__What to do__:
Reply with one number only: the count of lines below that contain the word "hålla".

__Provided entries__:
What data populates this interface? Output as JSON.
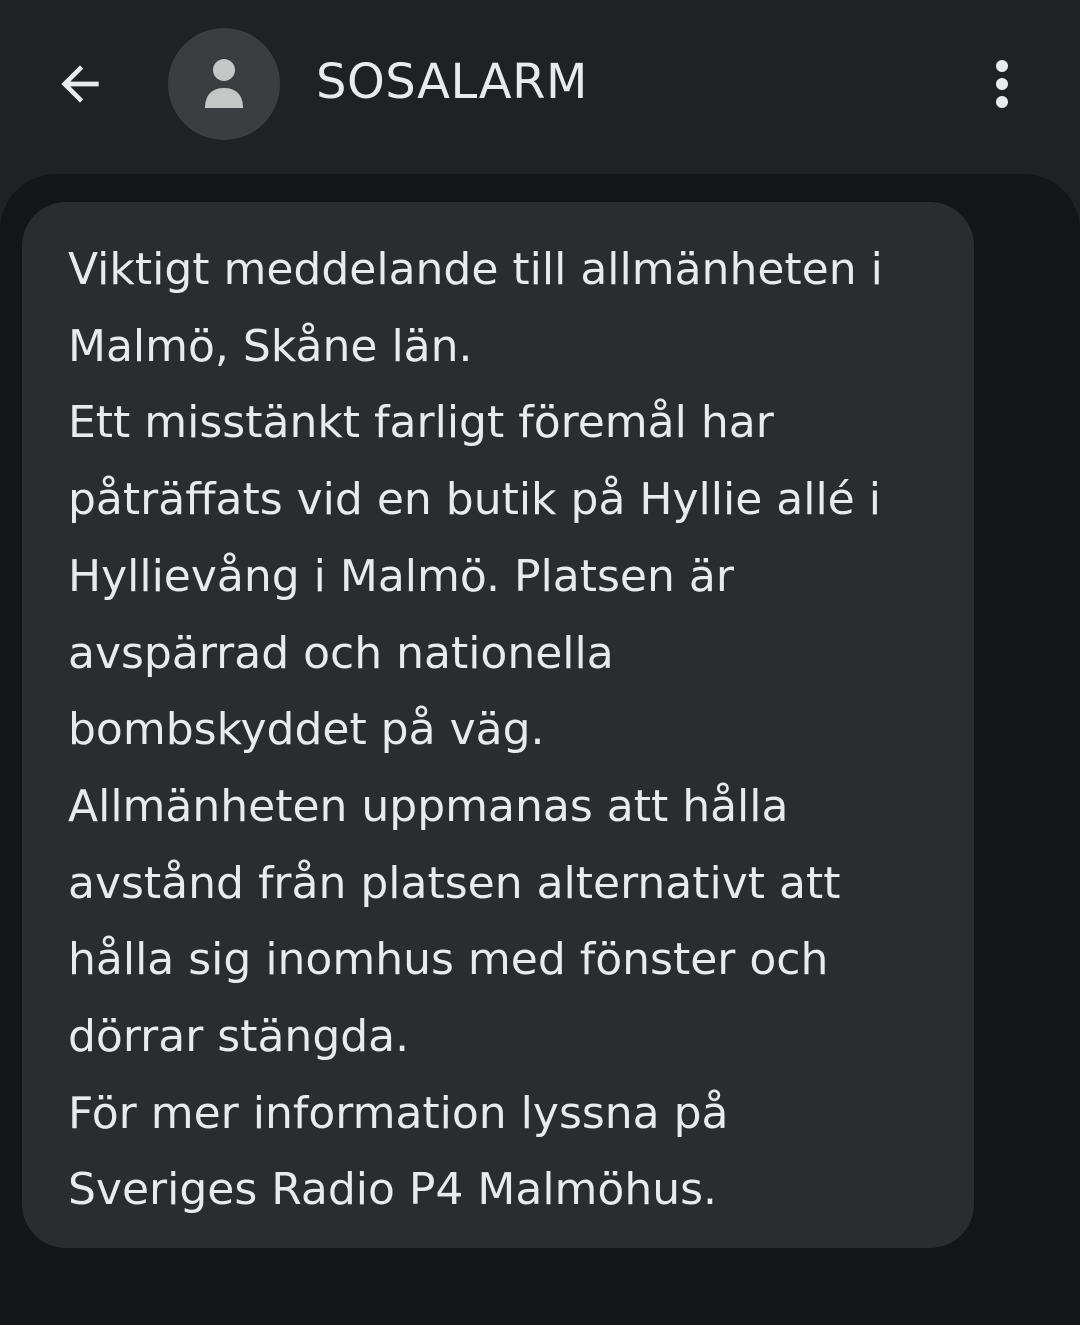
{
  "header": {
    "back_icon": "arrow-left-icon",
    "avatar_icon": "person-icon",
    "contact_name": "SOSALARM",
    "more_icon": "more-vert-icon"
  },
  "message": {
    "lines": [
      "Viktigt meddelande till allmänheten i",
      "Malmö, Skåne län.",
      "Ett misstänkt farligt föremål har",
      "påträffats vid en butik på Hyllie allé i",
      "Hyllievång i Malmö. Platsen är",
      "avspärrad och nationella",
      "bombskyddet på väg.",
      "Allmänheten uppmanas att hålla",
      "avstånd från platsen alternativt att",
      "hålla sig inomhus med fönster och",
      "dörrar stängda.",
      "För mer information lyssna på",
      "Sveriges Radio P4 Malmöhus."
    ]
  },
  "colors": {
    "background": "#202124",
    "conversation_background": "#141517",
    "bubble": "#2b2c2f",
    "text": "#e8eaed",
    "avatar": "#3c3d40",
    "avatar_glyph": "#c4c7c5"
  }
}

__Written solution__:
2